[Records from a dataset]
###
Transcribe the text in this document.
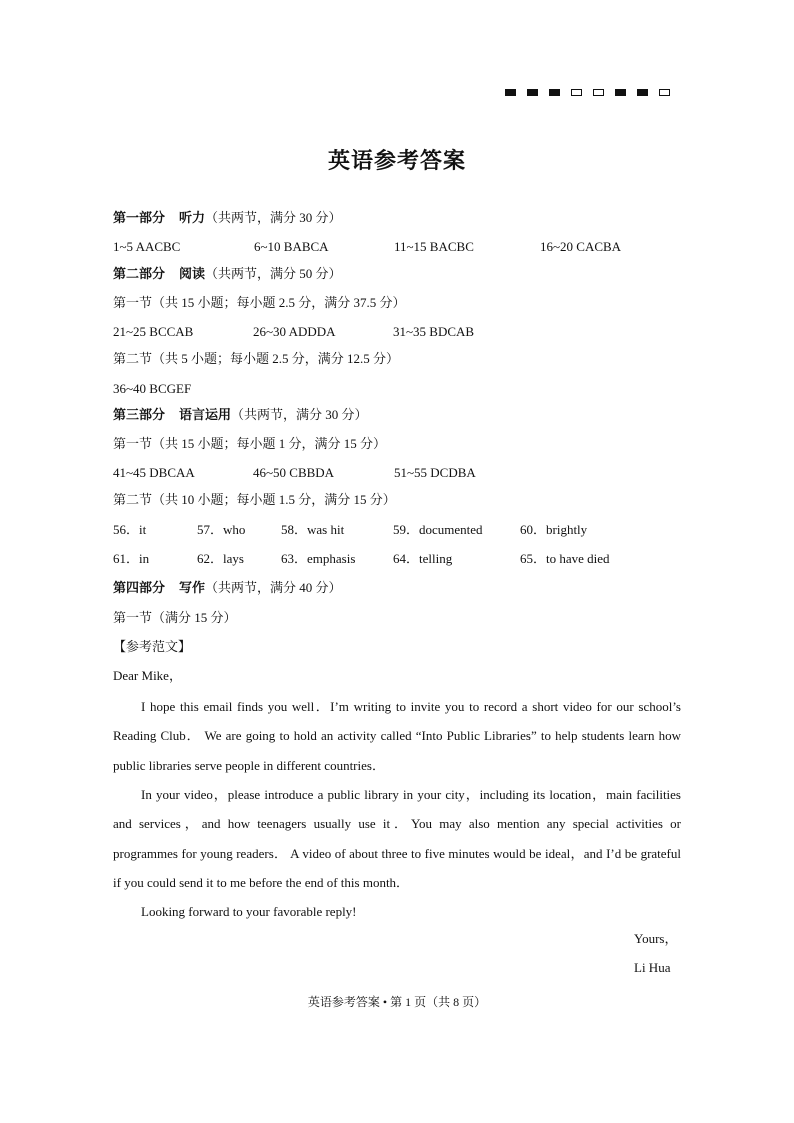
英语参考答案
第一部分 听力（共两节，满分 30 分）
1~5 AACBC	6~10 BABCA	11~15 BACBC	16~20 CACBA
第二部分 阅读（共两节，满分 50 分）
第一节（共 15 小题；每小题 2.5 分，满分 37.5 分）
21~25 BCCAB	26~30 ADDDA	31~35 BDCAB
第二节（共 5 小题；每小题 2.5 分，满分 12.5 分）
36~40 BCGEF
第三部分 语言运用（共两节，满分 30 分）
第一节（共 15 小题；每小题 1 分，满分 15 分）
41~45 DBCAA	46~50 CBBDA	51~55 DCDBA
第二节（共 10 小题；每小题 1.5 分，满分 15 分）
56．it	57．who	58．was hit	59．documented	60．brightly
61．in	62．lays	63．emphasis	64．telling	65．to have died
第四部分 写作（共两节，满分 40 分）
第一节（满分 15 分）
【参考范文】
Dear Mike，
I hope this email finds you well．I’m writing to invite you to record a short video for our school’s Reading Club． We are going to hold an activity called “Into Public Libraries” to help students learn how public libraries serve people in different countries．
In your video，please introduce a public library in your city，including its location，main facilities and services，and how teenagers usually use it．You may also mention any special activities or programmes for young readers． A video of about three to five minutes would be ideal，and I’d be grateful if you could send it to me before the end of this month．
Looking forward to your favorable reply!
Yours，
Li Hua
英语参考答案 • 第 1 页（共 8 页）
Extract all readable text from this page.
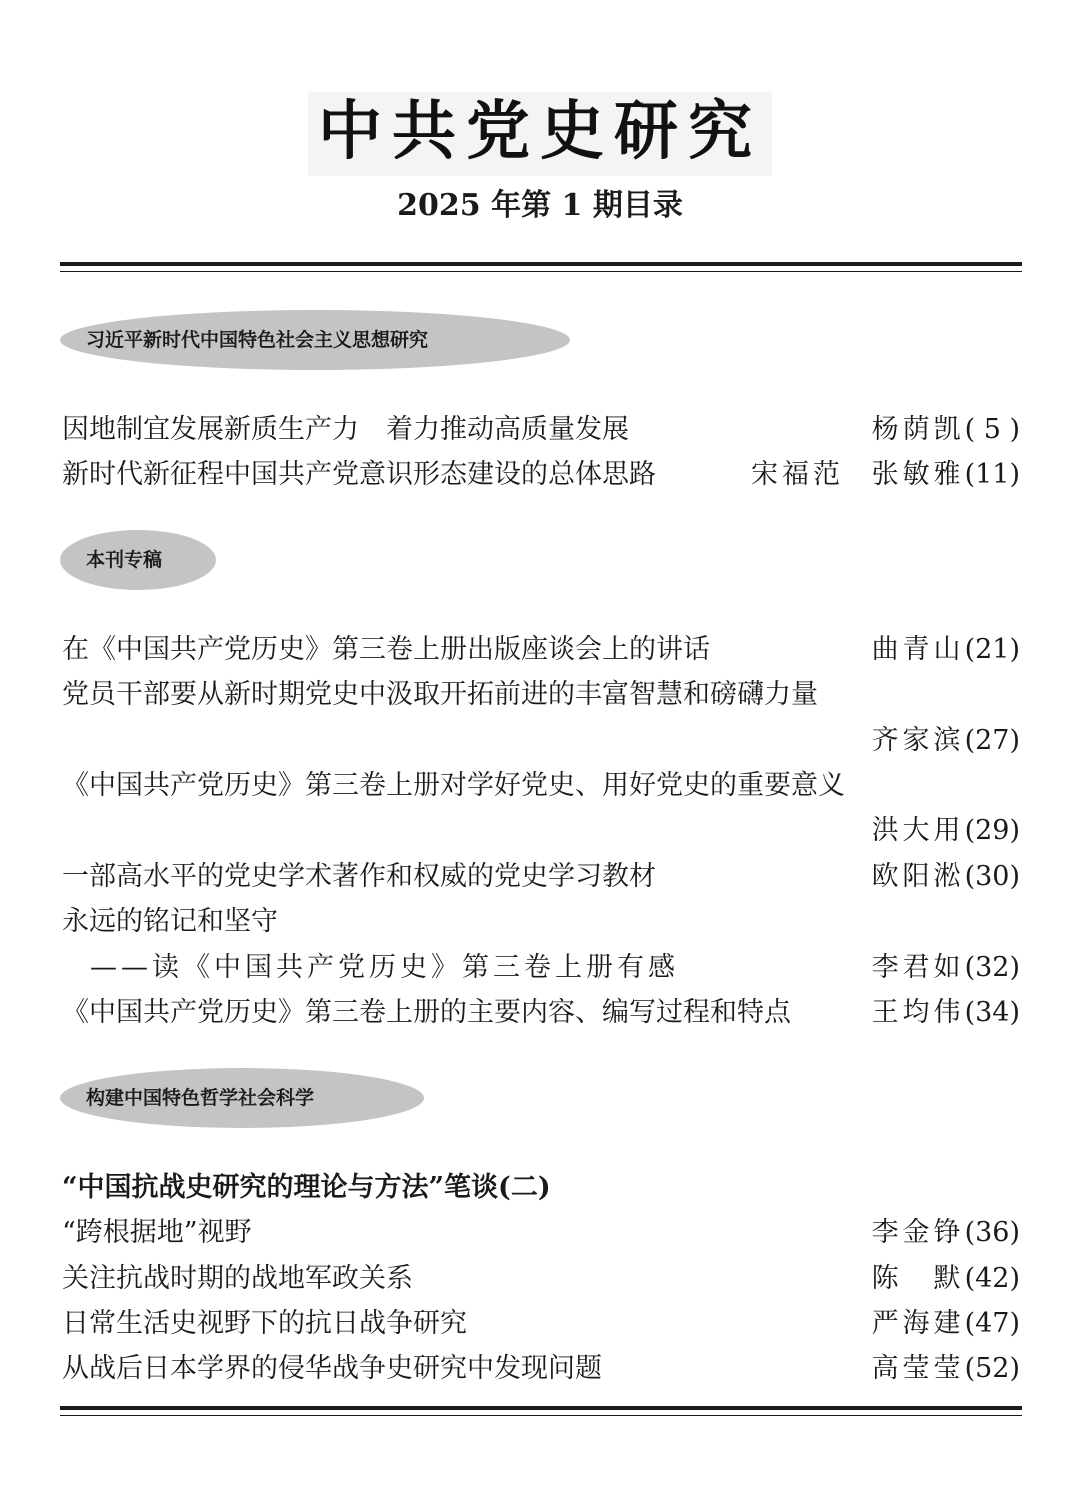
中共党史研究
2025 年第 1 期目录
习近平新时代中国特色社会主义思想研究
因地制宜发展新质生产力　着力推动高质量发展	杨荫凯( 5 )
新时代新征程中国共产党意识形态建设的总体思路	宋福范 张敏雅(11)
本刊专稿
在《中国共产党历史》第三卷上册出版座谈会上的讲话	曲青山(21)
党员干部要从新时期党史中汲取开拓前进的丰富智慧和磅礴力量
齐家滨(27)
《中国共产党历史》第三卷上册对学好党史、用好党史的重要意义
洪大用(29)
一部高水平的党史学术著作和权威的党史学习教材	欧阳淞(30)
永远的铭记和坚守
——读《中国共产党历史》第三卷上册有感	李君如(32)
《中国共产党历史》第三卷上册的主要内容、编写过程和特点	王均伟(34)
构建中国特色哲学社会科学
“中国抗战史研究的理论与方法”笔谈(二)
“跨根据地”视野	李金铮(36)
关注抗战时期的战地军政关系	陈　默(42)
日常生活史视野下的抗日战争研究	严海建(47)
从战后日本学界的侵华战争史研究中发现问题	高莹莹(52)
###
Everything from the line containing "Extract all readable text from this page." through the last line of the entries must be repeated verbatim, except pictures.

Extract all readable text from this page.
中共党史研究
2025 年第 1 期目录
习近平新时代中国特色社会主义思想研究
因地制宜发展新质生产力　着力推动高质量发展	杨荫凯( 5 )
新时代新征程中国共产党意识形态建设的总体思路	宋福范 张敏雅(11)
本刊专稿
在《中国共产党历史》第三卷上册出版座谈会上的讲话	曲青山(21)
党员干部要从新时期党史中汲取开拓前进的丰富智慧和磅礴力量
齐家滨(27)
《中国共产党历史》第三卷上册对学好党史、用好党史的重要意义
洪大用(29)
一部高水平的党史学术著作和权威的党史学习教材	欧阳淞(30)
永远的铭记和坚守
——读《中国共产党历史》第三卷上册有感	李君如(32)
《中国共产党历史》第三卷上册的主要内容、编写过程和特点	王均伟(34)
构建中国特色哲学社会科学
“中国抗战史研究的理论与方法”笔谈(二)
“跨根据地”视野	李金铮(36)
关注抗战时期的战地军政关系	陈　默(42)
日常生活史视野下的抗日战争研究	严海建(47)
从战后日本学界的侵华战争史研究中发现问题	高莹莹(52)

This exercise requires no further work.